Restate every line of the material, word for word.

*DATASET:*
§

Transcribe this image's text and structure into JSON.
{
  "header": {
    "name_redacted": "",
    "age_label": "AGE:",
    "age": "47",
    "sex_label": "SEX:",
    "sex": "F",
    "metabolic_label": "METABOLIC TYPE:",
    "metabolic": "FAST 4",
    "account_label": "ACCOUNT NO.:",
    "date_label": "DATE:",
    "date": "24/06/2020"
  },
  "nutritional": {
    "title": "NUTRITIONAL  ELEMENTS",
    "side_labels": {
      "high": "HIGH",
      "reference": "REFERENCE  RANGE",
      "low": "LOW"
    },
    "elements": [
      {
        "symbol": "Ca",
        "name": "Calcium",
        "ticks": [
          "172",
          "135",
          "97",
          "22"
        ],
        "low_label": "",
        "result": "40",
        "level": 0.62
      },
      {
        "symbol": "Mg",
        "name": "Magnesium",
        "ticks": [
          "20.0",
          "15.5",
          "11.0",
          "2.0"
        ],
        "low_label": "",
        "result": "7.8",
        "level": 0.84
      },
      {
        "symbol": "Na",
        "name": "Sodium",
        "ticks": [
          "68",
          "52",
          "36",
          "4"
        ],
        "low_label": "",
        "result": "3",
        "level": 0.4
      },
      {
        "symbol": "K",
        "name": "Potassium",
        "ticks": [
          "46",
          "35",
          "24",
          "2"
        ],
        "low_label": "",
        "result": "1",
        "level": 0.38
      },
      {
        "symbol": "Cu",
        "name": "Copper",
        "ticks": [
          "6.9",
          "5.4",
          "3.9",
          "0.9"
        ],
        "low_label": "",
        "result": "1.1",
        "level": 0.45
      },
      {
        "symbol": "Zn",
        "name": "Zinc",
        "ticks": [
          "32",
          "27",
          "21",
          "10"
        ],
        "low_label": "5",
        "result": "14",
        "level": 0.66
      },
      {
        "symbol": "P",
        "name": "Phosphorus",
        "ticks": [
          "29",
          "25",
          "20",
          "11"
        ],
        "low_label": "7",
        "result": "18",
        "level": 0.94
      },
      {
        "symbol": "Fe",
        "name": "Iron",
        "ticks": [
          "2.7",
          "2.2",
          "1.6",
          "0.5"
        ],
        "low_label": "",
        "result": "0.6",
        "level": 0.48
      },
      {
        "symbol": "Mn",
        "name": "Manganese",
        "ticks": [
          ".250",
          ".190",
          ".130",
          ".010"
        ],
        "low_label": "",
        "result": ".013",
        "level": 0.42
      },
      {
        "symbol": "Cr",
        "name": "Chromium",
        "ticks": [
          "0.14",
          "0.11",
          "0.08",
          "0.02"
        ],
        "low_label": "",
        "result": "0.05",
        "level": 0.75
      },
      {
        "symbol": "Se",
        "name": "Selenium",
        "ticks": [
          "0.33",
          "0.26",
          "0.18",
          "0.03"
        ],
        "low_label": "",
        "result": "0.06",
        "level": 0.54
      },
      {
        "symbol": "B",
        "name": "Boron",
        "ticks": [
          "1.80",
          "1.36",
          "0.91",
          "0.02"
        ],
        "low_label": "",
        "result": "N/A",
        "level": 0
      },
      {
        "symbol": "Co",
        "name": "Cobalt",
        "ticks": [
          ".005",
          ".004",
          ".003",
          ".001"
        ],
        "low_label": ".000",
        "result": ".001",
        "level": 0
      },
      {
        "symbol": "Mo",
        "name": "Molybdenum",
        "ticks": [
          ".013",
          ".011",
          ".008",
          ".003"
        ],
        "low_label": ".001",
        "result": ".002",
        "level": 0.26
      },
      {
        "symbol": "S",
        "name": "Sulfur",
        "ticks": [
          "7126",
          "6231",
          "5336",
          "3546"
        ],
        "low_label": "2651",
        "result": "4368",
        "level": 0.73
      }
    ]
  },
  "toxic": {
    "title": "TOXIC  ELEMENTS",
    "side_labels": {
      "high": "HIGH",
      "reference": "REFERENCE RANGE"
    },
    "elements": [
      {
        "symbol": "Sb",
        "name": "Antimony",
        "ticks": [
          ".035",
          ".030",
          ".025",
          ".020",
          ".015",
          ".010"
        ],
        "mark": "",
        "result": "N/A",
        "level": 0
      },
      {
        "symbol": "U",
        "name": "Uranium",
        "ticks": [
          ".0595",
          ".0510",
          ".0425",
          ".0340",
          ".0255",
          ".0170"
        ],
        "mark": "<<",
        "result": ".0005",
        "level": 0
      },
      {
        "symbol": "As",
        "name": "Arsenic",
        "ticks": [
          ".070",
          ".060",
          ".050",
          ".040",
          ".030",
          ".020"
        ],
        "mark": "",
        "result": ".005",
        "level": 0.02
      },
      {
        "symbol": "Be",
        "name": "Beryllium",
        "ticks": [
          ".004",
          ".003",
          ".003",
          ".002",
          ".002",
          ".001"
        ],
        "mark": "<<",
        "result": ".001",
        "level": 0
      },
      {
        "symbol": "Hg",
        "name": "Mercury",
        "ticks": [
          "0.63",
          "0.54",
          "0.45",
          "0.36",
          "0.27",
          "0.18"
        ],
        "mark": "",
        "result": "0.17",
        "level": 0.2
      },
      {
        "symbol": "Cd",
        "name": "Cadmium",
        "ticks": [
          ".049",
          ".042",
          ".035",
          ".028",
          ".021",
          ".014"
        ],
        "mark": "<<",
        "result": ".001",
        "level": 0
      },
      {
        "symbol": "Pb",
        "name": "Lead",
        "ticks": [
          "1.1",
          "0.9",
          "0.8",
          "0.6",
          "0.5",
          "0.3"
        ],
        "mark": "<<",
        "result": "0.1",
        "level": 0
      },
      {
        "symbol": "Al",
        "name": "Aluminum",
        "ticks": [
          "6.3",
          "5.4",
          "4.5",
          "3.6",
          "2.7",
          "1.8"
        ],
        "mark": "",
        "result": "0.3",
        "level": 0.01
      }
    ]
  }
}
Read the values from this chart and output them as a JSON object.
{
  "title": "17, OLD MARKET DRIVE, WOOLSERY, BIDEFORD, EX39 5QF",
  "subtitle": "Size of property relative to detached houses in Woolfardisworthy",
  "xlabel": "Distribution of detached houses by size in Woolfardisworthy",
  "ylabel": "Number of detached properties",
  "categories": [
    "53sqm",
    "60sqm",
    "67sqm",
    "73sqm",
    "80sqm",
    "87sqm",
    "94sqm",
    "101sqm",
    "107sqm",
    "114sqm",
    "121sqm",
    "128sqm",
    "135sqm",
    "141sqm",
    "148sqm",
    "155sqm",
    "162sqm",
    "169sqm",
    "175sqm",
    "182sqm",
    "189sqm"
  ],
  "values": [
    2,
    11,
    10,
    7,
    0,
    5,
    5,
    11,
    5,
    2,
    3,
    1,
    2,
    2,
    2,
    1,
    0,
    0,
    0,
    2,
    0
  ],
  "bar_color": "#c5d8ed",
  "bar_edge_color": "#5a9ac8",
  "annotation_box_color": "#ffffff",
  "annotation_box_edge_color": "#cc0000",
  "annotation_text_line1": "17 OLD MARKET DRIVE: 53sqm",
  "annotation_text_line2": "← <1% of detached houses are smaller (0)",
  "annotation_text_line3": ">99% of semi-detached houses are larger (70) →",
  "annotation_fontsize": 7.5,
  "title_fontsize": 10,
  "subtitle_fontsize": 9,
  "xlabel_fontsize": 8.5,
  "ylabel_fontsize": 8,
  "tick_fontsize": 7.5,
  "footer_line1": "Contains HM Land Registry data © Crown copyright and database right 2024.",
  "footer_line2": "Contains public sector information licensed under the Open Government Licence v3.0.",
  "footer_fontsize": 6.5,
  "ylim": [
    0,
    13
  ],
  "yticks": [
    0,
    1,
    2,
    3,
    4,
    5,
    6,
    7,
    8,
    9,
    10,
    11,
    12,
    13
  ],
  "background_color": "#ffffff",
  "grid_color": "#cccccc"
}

§

*TASK RESPONSE:*
Transcribe this image's text and structure into JSON.
{
  "header": {
    "name_redacted": "",
    "age_label": "AGE:",
    "age": "47",
    "sex_label": "SEX:",
    "sex": "F",
    "metabolic_label": "METABOLIC TYPE:",
    "metabolic": "FAST 4",
    "account_label": "ACCOUNT NO.:",
    "date_label": "DATE:",
    "date": "24/06/2020"
  },
  "nutritional": {
    "title": "NUTRITIONAL  ELEMENTS",
    "side_labels": {
      "high": "HIGH",
      "reference": "REFERENCE  RANGE",
      "low": "LOW"
    },
    "elements": [
      {
        "symbol": "Ca",
        "name": "Calcium",
        "ticks": [
          "172",
          "135",
          "97",
          "22"
        ],
        "low_label": "",
        "result": "40",
        "level": 0.62
      },
      {
        "symbol": "Mg",
        "name": "Magnesium",
        "ticks": [
          "20.0",
          "15.5",
          "11.0",
          "2.0"
        ],
        "low_label": "",
        "result": "7.8",
        "level": 0.84
      },
      {
        "symbol": "Na",
        "name": "Sodium",
        "ticks": [
          "68",
          "52",
          "36",
          "4"
        ],
        "low_label": "",
        "result": "3",
        "level": 0.4
      },
      {
        "symbol": "K",
        "name": "Potassium",
        "ticks": [
          "46",
          "35",
          "24",
          "2"
        ],
        "low_label": "",
        "result": "1",
        "level": 0.38
      },
      {
        "symbol": "Cu",
        "name": "Copper",
        "ticks": [
          "6.9",
          "5.4",
          "3.9",
          "0.9"
        ],
        "low_label": "",
        "result": "1.1",
        "level": 0.45
      },
      {
        "symbol": "Zn",
        "name": "Zinc",
        "ticks": [
          "32",
          "27",
          "21",
          "10"
        ],
        "low_label": "5",
        "result": "14",
        "level": 0.66
      },
      {
        "symbol": "P",
        "name": "Phosphorus",
        "ticks": [
          "29",
          "25",
          "20",
          "11"
        ],
        "low_label": "7",
        "result": "18",
        "level": 0.94
      },
      {
        "symbol": "Fe",
        "name": "Iron",
        "ticks": [
          "2.7",
          "2.2",
          "1.6",
          "0.5"
        ],
        "low_label": "",
        "result": "0.6",
        "level": 0.48
      },
      {
        "symbol": "Mn",
        "name": "Manganese",
        "ticks": [
          ".250",
          ".190",
          ".130",
          ".010"
        ],
        "low_label": "",
        "result": ".013",
        "level": 0.42
      },
      {
        "symbol": "Cr",
        "name": "Chromium",
        "ticks": [
          "0.14",
          "0.11",
          "0.08",
          "0.02"
        ],
        "low_label": "",
        "result": "0.05",
        "level": 0.75
      },
      {
        "symbol": "Se",
        "name": "Selenium",
        "ticks": [
          "0.33",
          "0.26",
          "0.18",
          "0.03"
        ],
        "low_label": "",
        "result": "0.06",
        "level": 0.54
      },
      {
        "symbol": "B",
        "name": "Boron",
        "ticks": [
          "1.80",
          "1.36",
          "0.91",
          "0.02"
        ],
        "low_label": "",
        "result": "N/A",
        "level": 0
      },
      {
        "symbol": "Co",
        "name": "Cobalt",
        "ticks": [
          ".005",
          ".004",
          ".003",
          ".001"
        ],
        "low_label": ".000",
        "result": ".001",
        "level": 0
      },
      {
        "symbol": "Mo",
        "name": "Molybdenum",
        "ticks": [
          ".013",
          ".011",
          ".008",
          ".003"
        ],
        "low_label": ".001",
        "result": ".002",
        "level": 0.26
      },
      {
        "symbol": "S",
        "name": "Sulfur",
        "ticks": [
          "7126",
          "6231",
          "5336",
          "3546"
        ],
        "low_label": "2651",
        "result": "4368",
        "level": 0.73
      }
    ]
  },
  "toxic": {
    "title": "TOXIC  ELEMENTS",
    "side_labels": {
      "high": "HIGH",
      "reference": "REFERENCE RANGE"
    },
    "elements": [
      {
        "symbol": "Sb",
        "name": "Antimony",
        "ticks": [
          ".035",
          ".030",
          ".025",
          ".020",
          ".015",
          ".010"
        ],
        "mark": "",
        "result": "N/A",
        "level": 0
      },
      {
        "symbol": "U",
        "name": "Uranium",
        "ticks": [
          ".0595",
          ".0510",
          ".0425",
          ".0340",
          ".0255",
          ".0170"
        ],
        "mark": "<<",
        "result": ".0005",
        "level": 0
      },
      {
        "symbol": "As",
        "name": "Arsenic",
        "ticks": [
          ".070",
          ".060",
          ".050",
          ".040",
          ".030",
          ".020"
        ],
        "mark": "",
        "result": ".005",
        "level": 0.02
      },
      {
        "symbol": "Be",
        "name": "Beryllium",
        "ticks": [
          ".004",
          ".003",
          ".003",
          ".002",
          ".002",
          ".001"
        ],
        "mark": "<<",
        "result": ".001",
        "level": 0
      },
      {
        "symbol": "Hg",
        "name": "Mercury",
        "ticks": [
          "0.63",
          "0.54",
          "0.45",
          "0.36",
          "0.27",
          "0.18"
        ],
        "mark": "",
        "result": "0.17",
        "level": 0.2
      },
      {
        "symbol": "Cd",
        "name": "Cadmium",
        "ticks": [
          ".049",
          ".042",
          ".035",
          ".028",
          ".021",
          ".014"
        ],
        "mark": "<<",
        "result": ".001",
        "level": 0
      },
      {
        "symbol": "Pb",
        "name": "Lead",
        "ticks": [
          "1.1",
          "0.9",
          "0.8",
          "0.6",
          "0.5",
          "0.3"
        ],
        "mark": "<<",
        "result": "0.1",
        "level": 0
      },
      {
        "symbol": "Al",
        "name": "Aluminum",
        "ticks": [
          "6.3",
          "5.4",
          "4.5",
          "3.6",
          "2.7",
          "1.8"
        ],
        "mark": "",
        "result": "0.3",
        "level": 0.01
      }
    ]
  }
}
Read the values from this chart and output them as a JSON object.
{
  "title": "17, OLD MARKET DRIVE, WOOLSERY, BIDEFORD, EX39 5QF",
  "subtitle": "Size of property relative to detached houses in Woolfardisworthy",
  "xlabel": "Distribution of detached houses by size in Woolfardisworthy",
  "ylabel": "Number of detached properties",
  "categories": [
    "53sqm",
    "60sqm",
    "67sqm",
    "73sqm",
    "80sqm",
    "87sqm",
    "94sqm",
    "101sqm",
    "107sqm",
    "114sqm",
    "121sqm",
    "128sqm",
    "135sqm",
    "141sqm",
    "148sqm",
    "155sqm",
    "162sqm",
    "169sqm",
    "175sqm",
    "182sqm",
    "189sqm"
  ],
  "values": [
    2,
    11,
    10,
    7,
    0,
    5,
    5,
    11,
    5,
    2,
    3,
    1,
    2,
    2,
    2,
    1,
    0,
    0,
    0,
    2,
    0
  ],
  "bar_color": "#c5d8ed",
  "bar_edge_color": "#5a9ac8",
  "annotation_box_color": "#ffffff",
  "annotation_box_edge_color": "#cc0000",
  "annotation_text_line1": "17 OLD MARKET DRIVE: 53sqm",
  "annotation_text_line2": "← <1% of detached houses are smaller (0)",
  "annotation_text_line3": ">99% of semi-detached houses are larger (70) →",
  "annotation_fontsize": 7.5,
  "title_fontsize": 10,
  "subtitle_fontsize": 9,
  "xlabel_fontsize": 8.5,
  "ylabel_fontsize": 8,
  "tick_fontsize": 7.5,
  "footer_line1": "Contains HM Land Registry data © Crown copyright and database right 2024.",
  "footer_line2": "Contains public sector information licensed under the Open Government Licence v3.0.",
  "footer_fontsize": 6.5,
  "ylim": [
    0,
    13
  ],
  "yticks": [
    0,
    1,
    2,
    3,
    4,
    5,
    6,
    7,
    8,
    9,
    10,
    11,
    12,
    13
  ],
  "background_color": "#ffffff",
  "grid_color": "#cccccc"
}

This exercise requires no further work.